Dataset entries

<<<<

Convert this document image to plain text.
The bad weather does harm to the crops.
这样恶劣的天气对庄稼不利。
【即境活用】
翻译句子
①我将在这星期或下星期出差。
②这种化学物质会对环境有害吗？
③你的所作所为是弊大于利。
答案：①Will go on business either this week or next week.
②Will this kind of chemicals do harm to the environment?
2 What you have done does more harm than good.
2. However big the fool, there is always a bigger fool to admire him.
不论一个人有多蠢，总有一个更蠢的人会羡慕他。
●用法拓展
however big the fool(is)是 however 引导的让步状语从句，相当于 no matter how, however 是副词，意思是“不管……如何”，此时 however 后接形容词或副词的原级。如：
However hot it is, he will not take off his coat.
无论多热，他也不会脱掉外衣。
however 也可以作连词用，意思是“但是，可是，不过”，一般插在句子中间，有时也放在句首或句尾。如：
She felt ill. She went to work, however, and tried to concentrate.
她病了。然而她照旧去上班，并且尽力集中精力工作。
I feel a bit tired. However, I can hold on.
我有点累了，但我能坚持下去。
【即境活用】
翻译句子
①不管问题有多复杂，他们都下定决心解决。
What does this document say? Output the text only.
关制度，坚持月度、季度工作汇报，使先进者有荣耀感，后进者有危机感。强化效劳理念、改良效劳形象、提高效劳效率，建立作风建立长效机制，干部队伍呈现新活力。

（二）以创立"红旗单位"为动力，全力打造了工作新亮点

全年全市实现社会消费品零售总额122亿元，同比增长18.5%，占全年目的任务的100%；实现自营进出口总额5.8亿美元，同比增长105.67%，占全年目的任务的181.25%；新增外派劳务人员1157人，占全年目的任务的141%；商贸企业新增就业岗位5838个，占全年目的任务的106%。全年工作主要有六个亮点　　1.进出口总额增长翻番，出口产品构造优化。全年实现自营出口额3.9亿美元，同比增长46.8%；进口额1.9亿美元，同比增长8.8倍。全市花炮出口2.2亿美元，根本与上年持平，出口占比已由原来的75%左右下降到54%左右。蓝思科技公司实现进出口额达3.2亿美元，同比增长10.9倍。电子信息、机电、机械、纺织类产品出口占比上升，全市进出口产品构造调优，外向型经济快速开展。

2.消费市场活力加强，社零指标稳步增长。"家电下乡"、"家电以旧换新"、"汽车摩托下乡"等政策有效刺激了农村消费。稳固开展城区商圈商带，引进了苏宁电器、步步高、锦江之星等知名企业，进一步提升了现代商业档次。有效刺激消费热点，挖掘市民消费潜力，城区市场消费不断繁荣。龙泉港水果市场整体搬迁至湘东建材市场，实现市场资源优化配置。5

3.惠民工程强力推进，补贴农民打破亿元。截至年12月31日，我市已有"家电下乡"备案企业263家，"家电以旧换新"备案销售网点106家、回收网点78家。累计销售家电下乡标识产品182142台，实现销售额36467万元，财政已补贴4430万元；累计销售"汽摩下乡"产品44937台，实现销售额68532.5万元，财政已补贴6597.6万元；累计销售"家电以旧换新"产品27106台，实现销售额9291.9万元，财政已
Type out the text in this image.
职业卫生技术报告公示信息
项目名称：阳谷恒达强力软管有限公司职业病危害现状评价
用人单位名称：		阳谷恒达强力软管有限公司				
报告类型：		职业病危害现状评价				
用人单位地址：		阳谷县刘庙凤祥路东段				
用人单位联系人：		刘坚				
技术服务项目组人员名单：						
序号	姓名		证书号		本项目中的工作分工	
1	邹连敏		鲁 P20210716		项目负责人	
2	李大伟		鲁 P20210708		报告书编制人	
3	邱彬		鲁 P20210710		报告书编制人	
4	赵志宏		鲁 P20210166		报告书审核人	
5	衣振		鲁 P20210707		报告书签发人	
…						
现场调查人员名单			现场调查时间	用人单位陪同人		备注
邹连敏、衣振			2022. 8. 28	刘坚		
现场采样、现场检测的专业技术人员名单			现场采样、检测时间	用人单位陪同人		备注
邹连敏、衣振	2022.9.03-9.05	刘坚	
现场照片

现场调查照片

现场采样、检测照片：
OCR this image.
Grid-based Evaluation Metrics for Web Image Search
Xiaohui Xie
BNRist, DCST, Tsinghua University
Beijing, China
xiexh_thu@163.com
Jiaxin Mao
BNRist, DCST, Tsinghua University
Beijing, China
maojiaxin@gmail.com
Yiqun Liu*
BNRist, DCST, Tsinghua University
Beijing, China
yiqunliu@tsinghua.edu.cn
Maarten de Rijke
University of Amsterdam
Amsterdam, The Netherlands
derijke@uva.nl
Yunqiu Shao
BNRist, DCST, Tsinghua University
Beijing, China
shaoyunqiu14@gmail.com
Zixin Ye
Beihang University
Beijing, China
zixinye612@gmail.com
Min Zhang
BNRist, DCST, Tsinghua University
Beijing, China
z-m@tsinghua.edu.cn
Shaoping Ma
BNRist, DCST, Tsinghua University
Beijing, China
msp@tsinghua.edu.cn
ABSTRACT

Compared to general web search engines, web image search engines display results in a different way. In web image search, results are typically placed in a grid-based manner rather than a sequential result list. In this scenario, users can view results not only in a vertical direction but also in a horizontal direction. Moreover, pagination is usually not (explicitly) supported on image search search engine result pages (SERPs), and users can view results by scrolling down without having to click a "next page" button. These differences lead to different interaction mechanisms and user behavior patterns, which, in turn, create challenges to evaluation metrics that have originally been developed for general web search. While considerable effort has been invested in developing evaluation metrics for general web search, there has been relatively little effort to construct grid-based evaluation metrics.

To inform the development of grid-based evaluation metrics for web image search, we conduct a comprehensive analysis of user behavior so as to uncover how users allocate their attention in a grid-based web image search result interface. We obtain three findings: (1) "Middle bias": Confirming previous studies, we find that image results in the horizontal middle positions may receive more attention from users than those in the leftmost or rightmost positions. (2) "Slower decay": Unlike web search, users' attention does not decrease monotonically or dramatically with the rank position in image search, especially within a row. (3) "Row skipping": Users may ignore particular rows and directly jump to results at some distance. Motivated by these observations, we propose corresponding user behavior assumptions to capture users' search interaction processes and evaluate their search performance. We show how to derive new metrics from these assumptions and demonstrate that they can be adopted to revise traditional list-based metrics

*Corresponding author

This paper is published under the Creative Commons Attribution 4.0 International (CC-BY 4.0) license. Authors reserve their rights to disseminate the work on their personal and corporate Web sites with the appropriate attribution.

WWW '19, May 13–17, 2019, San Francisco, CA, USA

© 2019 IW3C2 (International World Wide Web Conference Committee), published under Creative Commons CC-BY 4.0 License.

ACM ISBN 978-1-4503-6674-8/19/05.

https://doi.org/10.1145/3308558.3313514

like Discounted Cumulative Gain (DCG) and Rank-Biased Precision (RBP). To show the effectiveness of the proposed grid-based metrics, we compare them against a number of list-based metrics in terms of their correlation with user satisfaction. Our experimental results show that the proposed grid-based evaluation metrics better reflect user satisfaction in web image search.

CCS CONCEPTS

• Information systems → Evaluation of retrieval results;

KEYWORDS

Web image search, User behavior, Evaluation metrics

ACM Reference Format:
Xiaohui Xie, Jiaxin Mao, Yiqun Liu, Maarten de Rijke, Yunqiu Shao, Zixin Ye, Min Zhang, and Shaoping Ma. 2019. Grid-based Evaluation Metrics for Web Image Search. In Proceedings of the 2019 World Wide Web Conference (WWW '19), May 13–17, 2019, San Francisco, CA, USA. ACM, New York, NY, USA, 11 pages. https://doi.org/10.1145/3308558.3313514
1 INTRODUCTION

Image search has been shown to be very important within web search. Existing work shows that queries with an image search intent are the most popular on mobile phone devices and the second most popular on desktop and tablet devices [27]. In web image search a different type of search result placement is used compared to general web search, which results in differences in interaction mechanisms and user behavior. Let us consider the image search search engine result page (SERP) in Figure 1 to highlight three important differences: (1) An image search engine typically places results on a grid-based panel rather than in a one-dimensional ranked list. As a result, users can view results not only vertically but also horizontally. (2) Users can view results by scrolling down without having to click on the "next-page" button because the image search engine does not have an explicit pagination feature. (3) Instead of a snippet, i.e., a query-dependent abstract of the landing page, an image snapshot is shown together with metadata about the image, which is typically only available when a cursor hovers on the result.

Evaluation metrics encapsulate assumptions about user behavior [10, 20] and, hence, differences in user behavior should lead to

>>>>

Problem requirements: Pull out all lines in the data above that include "scrolling".

Completed exercise:
Compared to general web search engines, web image search engines display results in a different way. In web image search, results are typically placed in a grid-based manner rather than a sequential result list. In this scenario, users can view results not only in a vertical direction but also in a horizontal direction. Moreover, pagination is usually not (explicitly) supported on image search search engine result pages (SERPs), and users can view results by scrolling down without having to click a "next page" button. These differences lead to different interaction mechanisms and user behavior patterns, which, in turn, create challenges to evaluation metrics that have originally been developed for general web search. While considerable effort has been invested in developing evaluation metrics for general web search, there has been relatively little effort to construct grid-based evaluation metrics.
Image search has been shown to be very important within web search. Existing work shows that queries with an image search intent are the most popular on mobile phone devices and the second most popular on desktop and tablet devices [27]. In web image search a different type of search result placement is used compared to general web search, which results in differences in interaction mechanisms and user behavior. Let us consider the image search search engine result page (SERP) in Figure 1 to highlight three important differences: (1) An image search engine typically places results on a grid-based panel rather than in a one-dimensional ranked list. As a result, users can view results not only vertically but also horizontally. (2) Users can view results by scrolling down without having to click on the "next-page" button because the image search engine does not have an explicit pagination feature. (3) Instead of a snippet, i.e., a query-dependent abstract of the landing page, an image snapshot is shown together with metadata about the image, which is typically only available when a cursor hovers on the result.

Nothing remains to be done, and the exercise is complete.